## start AVAILABLE RECORDS

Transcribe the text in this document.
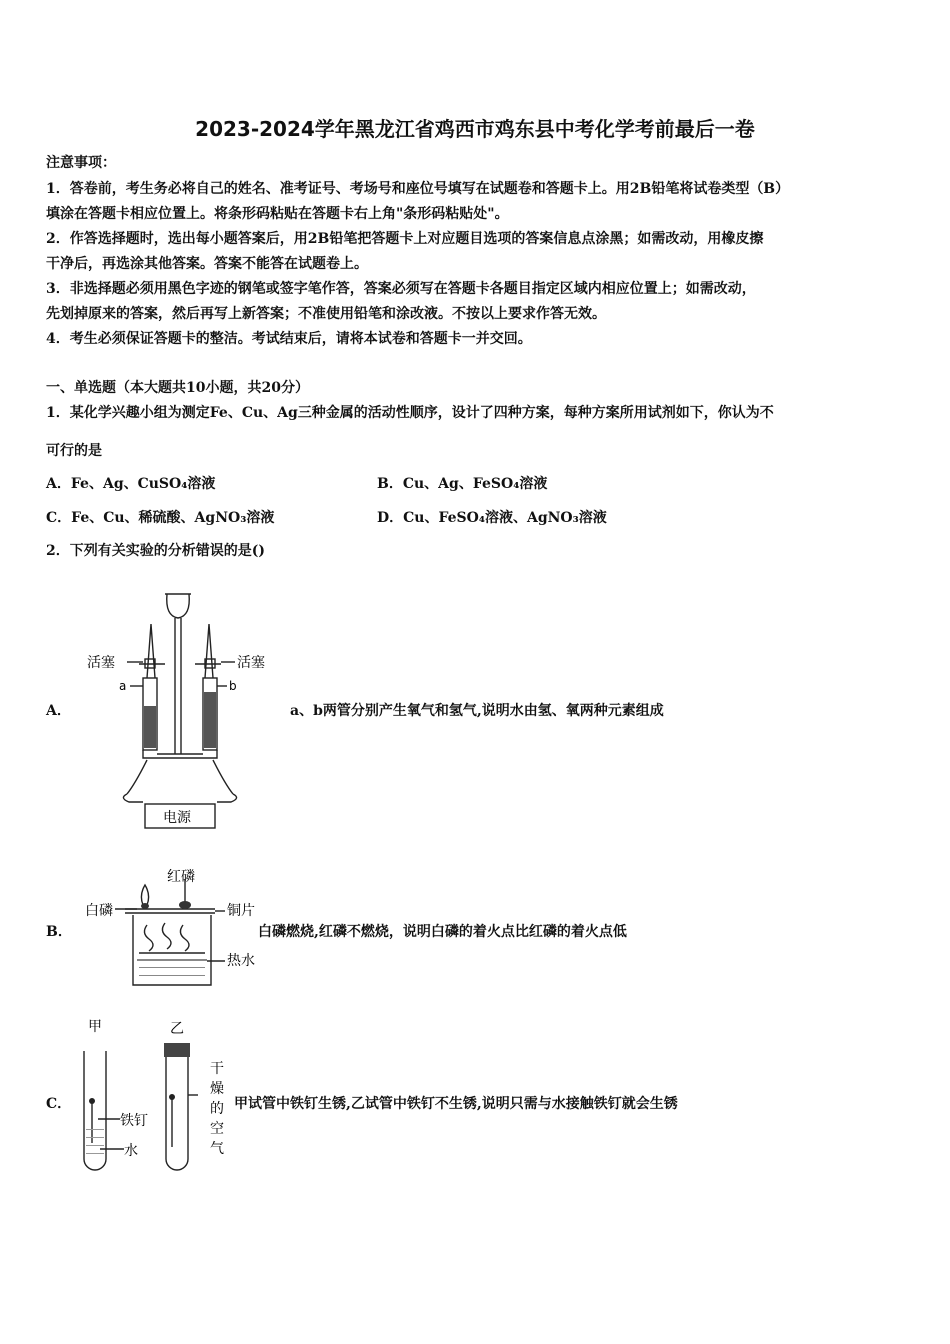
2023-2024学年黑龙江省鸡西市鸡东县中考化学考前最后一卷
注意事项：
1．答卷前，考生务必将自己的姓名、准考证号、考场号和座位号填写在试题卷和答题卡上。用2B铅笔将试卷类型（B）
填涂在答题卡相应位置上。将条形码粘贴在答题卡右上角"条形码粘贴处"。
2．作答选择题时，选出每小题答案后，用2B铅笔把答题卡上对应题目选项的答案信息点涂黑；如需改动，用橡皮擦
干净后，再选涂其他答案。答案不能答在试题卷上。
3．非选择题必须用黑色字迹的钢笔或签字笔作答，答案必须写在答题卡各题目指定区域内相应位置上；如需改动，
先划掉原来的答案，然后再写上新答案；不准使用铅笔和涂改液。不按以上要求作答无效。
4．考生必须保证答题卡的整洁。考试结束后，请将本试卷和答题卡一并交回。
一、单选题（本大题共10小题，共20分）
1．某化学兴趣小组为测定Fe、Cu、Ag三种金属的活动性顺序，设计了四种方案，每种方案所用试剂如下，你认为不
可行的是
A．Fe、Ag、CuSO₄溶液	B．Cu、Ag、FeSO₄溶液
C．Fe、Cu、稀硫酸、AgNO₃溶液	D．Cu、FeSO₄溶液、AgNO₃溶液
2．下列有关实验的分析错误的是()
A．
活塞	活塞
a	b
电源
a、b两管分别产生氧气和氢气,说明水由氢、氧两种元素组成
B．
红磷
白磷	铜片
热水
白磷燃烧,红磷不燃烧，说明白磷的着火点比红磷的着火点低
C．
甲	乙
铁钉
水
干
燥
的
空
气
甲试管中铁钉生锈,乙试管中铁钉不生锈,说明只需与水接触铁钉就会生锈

## end AVAILABLE RECORDS

■ **GIVEN REQUEST**: Keep the pictures out and write out the records exactly.

■ **WRITTEN RESPONSE**:
Transcribe the text in this document.
2023-2024学年黑龙江省鸡西市鸡东县中考化学考前最后一卷
注意事项：
1．答卷前，考生务必将自己的姓名、准考证号、考场号和座位号填写在试题卷和答题卡上。用2B铅笔将试卷类型（B）
填涂在答题卡相应位置上。将条形码粘贴在答题卡右上角"条形码粘贴处"。
2．作答选择题时，选出每小题答案后，用2B铅笔把答题卡上对应题目选项的答案信息点涂黑；如需改动，用橡皮擦
干净后，再选涂其他答案。答案不能答在试题卷上。
3．非选择题必须用黑色字迹的钢笔或签字笔作答，答案必须写在答题卡各题目指定区域内相应位置上；如需改动，
先划掉原来的答案，然后再写上新答案；不准使用铅笔和涂改液。不按以上要求作答无效。
4．考生必须保证答题卡的整洁。考试结束后，请将本试卷和答题卡一并交回。
一、单选题（本大题共10小题，共20分）
1．某化学兴趣小组为测定Fe、Cu、Ag三种金属的活动性顺序，设计了四种方案，每种方案所用试剂如下，你认为不
可行的是
A．Fe、Ag、CuSO₄溶液	B．Cu、Ag、FeSO₄溶液
C．Fe、Cu、稀硫酸、AgNO₃溶液	D．Cu、FeSO₄溶液、AgNO₃溶液
2．下列有关实验的分析错误的是()
A．
活塞	活塞
a	b
电源
a、b两管分别产生氧气和氢气,说明水由氢、氧两种元素组成
B．
红磷
白磷	铜片
热水
白磷燃烧,红磷不燃烧，说明白磷的着火点比红磷的着火点低
C．
甲	乙
铁钉
水
干
燥
的
空
气
甲试管中铁钉生锈,乙试管中铁钉不生锈,说明只需与水接触铁钉就会生锈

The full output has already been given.